What you are asked to do
Retype all of the material below line for line, without changing anything, and leave out the pictures.

Dataset
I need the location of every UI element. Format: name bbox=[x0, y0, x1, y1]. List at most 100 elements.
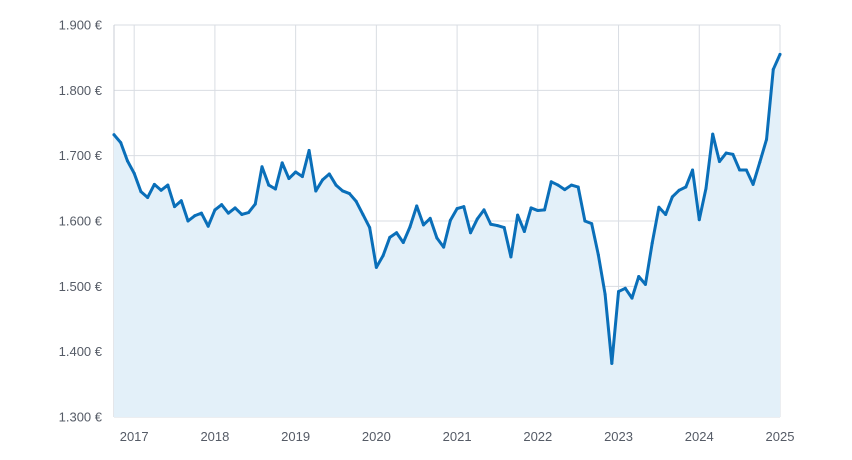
data-point bbox=[704, 186, 708, 190]
data-point bbox=[670, 195, 674, 199]
data-point bbox=[691, 168, 695, 172]
data-point bbox=[213, 208, 217, 212]
x-tick-label: 2020 bbox=[362, 429, 391, 444]
data-point bbox=[684, 185, 688, 189]
data-point bbox=[469, 231, 473, 235]
data-point bbox=[603, 292, 607, 296]
data-point bbox=[711, 132, 715, 136]
x-tick-label: 2023 bbox=[604, 429, 633, 444]
y-axis-tick-labels: 1.300 € 1.400 € 1.500 € 1.600 € 1.700 € 1.800… bbox=[59, 18, 103, 425]
data-point bbox=[502, 226, 506, 230]
data-point bbox=[395, 231, 399, 235]
data-point bbox=[199, 211, 203, 215]
data-point bbox=[590, 222, 594, 226]
data-point bbox=[717, 160, 721, 164]
data-point bbox=[341, 189, 345, 193]
data-point bbox=[220, 203, 224, 207]
data-point bbox=[664, 212, 668, 216]
data-point bbox=[401, 241, 405, 245]
data-point bbox=[152, 182, 156, 186]
data-point bbox=[368, 226, 372, 230]
data-point bbox=[112, 133, 116, 137]
y-tick-label: 1.400 € bbox=[59, 344, 103, 359]
data-point bbox=[307, 148, 311, 152]
data-point bbox=[543, 208, 547, 212]
data-point bbox=[273, 187, 277, 191]
data-point bbox=[569, 183, 573, 187]
data-point bbox=[509, 255, 513, 259]
data-point bbox=[448, 218, 452, 222]
y-tick-label: 1.800 € bbox=[59, 83, 103, 98]
data-point bbox=[267, 183, 271, 187]
data-point bbox=[294, 170, 298, 174]
data-point bbox=[677, 188, 681, 192]
data-point bbox=[442, 245, 446, 249]
data-point bbox=[556, 183, 560, 187]
data-point bbox=[287, 177, 291, 181]
data-point bbox=[522, 229, 526, 233]
data-point bbox=[583, 219, 587, 223]
series-line-group bbox=[112, 52, 782, 365]
data-point bbox=[489, 222, 493, 226]
x-tick-label: 2025 bbox=[766, 429, 795, 444]
data-point bbox=[374, 265, 378, 269]
data-point bbox=[617, 290, 621, 294]
data-point bbox=[260, 165, 264, 169]
data-point bbox=[300, 175, 304, 179]
data-point bbox=[724, 151, 728, 155]
data-point bbox=[139, 190, 143, 194]
data-point bbox=[415, 204, 419, 208]
data-point bbox=[549, 180, 553, 184]
data-point bbox=[563, 188, 567, 192]
data-point bbox=[738, 168, 742, 172]
data-point bbox=[347, 192, 351, 196]
data-point bbox=[247, 211, 251, 215]
data-point bbox=[765, 137, 769, 141]
data-point bbox=[334, 183, 338, 187]
x-tick-label: 2017 bbox=[120, 429, 149, 444]
data-point bbox=[657, 205, 661, 209]
data-point bbox=[321, 178, 325, 182]
data-point bbox=[193, 214, 197, 218]
data-point bbox=[744, 168, 748, 172]
data-point bbox=[179, 199, 183, 203]
data-point bbox=[159, 188, 163, 192]
data-point bbox=[623, 286, 627, 290]
data-point bbox=[697, 218, 701, 222]
y-tick-label: 1.900 € bbox=[59, 18, 103, 33]
data-point bbox=[751, 182, 755, 186]
data-point bbox=[643, 282, 647, 286]
data-point bbox=[435, 236, 439, 240]
data-point bbox=[731, 152, 735, 156]
data-point bbox=[630, 296, 634, 300]
data-point bbox=[455, 207, 459, 211]
data-point bbox=[428, 216, 432, 220]
x-tick-label: 2021 bbox=[443, 429, 472, 444]
x-axis-tick-labels: 2017 2018 2019 2020 2021 2022 2023 2024 2025 bbox=[120, 429, 795, 444]
data-point bbox=[778, 52, 782, 56]
data-point bbox=[650, 241, 654, 245]
data-point bbox=[280, 161, 284, 165]
data-point bbox=[253, 202, 257, 206]
data-point bbox=[408, 225, 412, 229]
x-tick-label: 2024 bbox=[685, 429, 714, 444]
data-point bbox=[462, 205, 466, 209]
data-point bbox=[132, 171, 136, 175]
data-point bbox=[146, 195, 150, 199]
x-tick-label: 2019 bbox=[281, 429, 310, 444]
data-point bbox=[610, 361, 614, 365]
data-point bbox=[186, 219, 190, 223]
data-point bbox=[421, 223, 425, 227]
data-point bbox=[529, 206, 533, 210]
data-point bbox=[388, 235, 392, 239]
y-tick-label: 1.300 € bbox=[59, 410, 103, 425]
data-point bbox=[166, 183, 170, 187]
data-point bbox=[596, 253, 600, 257]
data-point bbox=[482, 208, 486, 212]
data-point bbox=[173, 205, 177, 209]
y-tick-label: 1.600 € bbox=[59, 214, 103, 229]
data-point bbox=[354, 199, 358, 203]
y-tick-label: 1.500 € bbox=[59, 279, 103, 294]
data-point bbox=[536, 209, 540, 213]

Result
I need the location of every UI element. Format: name bbox=[x0, y0, x1, y1]. List at most 100 elements.
data-point bbox=[704, 186, 708, 190]
data-point bbox=[670, 195, 674, 199]
data-point bbox=[691, 168, 695, 172]
data-point bbox=[213, 208, 217, 212]
x-tick-label: 2020 bbox=[362, 429, 391, 444]
data-point bbox=[684, 185, 688, 189]
data-point bbox=[469, 231, 473, 235]
data-point bbox=[603, 292, 607, 296]
data-point bbox=[711, 132, 715, 136]
x-tick-label: 2023 bbox=[604, 429, 633, 444]
y-axis-tick-labels: 1.300 € 1.400 € 1.500 € 1.600 € 1.700 € 1.800… bbox=[59, 18, 103, 425]
data-point bbox=[502, 226, 506, 230]
data-point bbox=[395, 231, 399, 235]
data-point bbox=[199, 211, 203, 215]
data-point bbox=[590, 222, 594, 226]
data-point bbox=[717, 160, 721, 164]
data-point bbox=[341, 189, 345, 193]
data-point bbox=[220, 203, 224, 207]
data-point bbox=[664, 212, 668, 216]
data-point bbox=[401, 241, 405, 245]
data-point bbox=[152, 182, 156, 186]
data-point bbox=[368, 226, 372, 230]
data-point bbox=[112, 133, 116, 137]
y-tick-label: 1.400 € bbox=[59, 344, 103, 359]
data-point bbox=[307, 148, 311, 152]
data-point bbox=[543, 208, 547, 212]
data-point bbox=[273, 187, 277, 191]
data-point bbox=[569, 183, 573, 187]
data-point bbox=[509, 255, 513, 259]
data-point bbox=[448, 218, 452, 222]
y-tick-label: 1.800 € bbox=[59, 83, 103, 98]
data-point bbox=[267, 183, 271, 187]
data-point bbox=[294, 170, 298, 174]
data-point bbox=[677, 188, 681, 192]
data-point bbox=[442, 245, 446, 249]
data-point bbox=[556, 183, 560, 187]
data-point bbox=[287, 177, 291, 181]
data-point bbox=[522, 229, 526, 233]
data-point bbox=[583, 219, 587, 223]
series-line-group bbox=[112, 52, 782, 365]
data-point bbox=[489, 222, 493, 226]
x-tick-label: 2025 bbox=[766, 429, 795, 444]
data-point bbox=[374, 265, 378, 269]
data-point bbox=[617, 290, 621, 294]
data-point bbox=[260, 165, 264, 169]
data-point bbox=[300, 175, 304, 179]
data-point bbox=[724, 151, 728, 155]
data-point bbox=[139, 190, 143, 194]
data-point bbox=[415, 204, 419, 208]
data-point bbox=[549, 180, 553, 184]
data-point bbox=[563, 188, 567, 192]
data-point bbox=[738, 168, 742, 172]
data-point bbox=[347, 192, 351, 196]
data-point bbox=[247, 211, 251, 215]
data-point bbox=[765, 137, 769, 141]
data-point bbox=[334, 183, 338, 187]
x-tick-label: 2017 bbox=[120, 429, 149, 444]
data-point bbox=[657, 205, 661, 209]
data-point bbox=[321, 178, 325, 182]
data-point bbox=[193, 214, 197, 218]
data-point bbox=[744, 168, 748, 172]
data-point bbox=[179, 199, 183, 203]
data-point bbox=[159, 188, 163, 192]
data-point bbox=[623, 286, 627, 290]
data-point bbox=[697, 218, 701, 222]
y-tick-label: 1.900 € bbox=[59, 18, 103, 33]
data-point bbox=[751, 182, 755, 186]
data-point bbox=[643, 282, 647, 286]
data-point bbox=[435, 236, 439, 240]
data-point bbox=[731, 152, 735, 156]
data-point bbox=[630, 296, 634, 300]
data-point bbox=[455, 207, 459, 211]
data-point bbox=[428, 216, 432, 220]
x-tick-label: 2021 bbox=[443, 429, 472, 444]
x-axis-tick-labels: 2017 2018 2019 2020 2021 2022 2023 2024 2025 bbox=[120, 429, 795, 444]
data-point bbox=[778, 52, 782, 56]
data-point bbox=[650, 241, 654, 245]
data-point bbox=[280, 161, 284, 165]
data-point bbox=[253, 202, 257, 206]
data-point bbox=[408, 225, 412, 229]
x-tick-label: 2024 bbox=[685, 429, 714, 444]
data-point bbox=[462, 205, 466, 209]
data-point bbox=[132, 171, 136, 175]
data-point bbox=[146, 195, 150, 199]
x-tick-label: 2019 bbox=[281, 429, 310, 444]
data-point bbox=[610, 361, 614, 365]
data-point bbox=[186, 219, 190, 223]
data-point bbox=[421, 223, 425, 227]
data-point bbox=[529, 206, 533, 210]
data-point bbox=[388, 235, 392, 239]
y-tick-label: 1.300 € bbox=[59, 410, 103, 425]
data-point bbox=[166, 183, 170, 187]
data-point bbox=[596, 253, 600, 257]
data-point bbox=[482, 208, 486, 212]
data-point bbox=[173, 205, 177, 209]
y-tick-label: 1.600 € bbox=[59, 214, 103, 229]
data-point bbox=[354, 199, 358, 203]
y-tick-label: 1.500 € bbox=[59, 279, 103, 294]
data-point bbox=[536, 209, 540, 213]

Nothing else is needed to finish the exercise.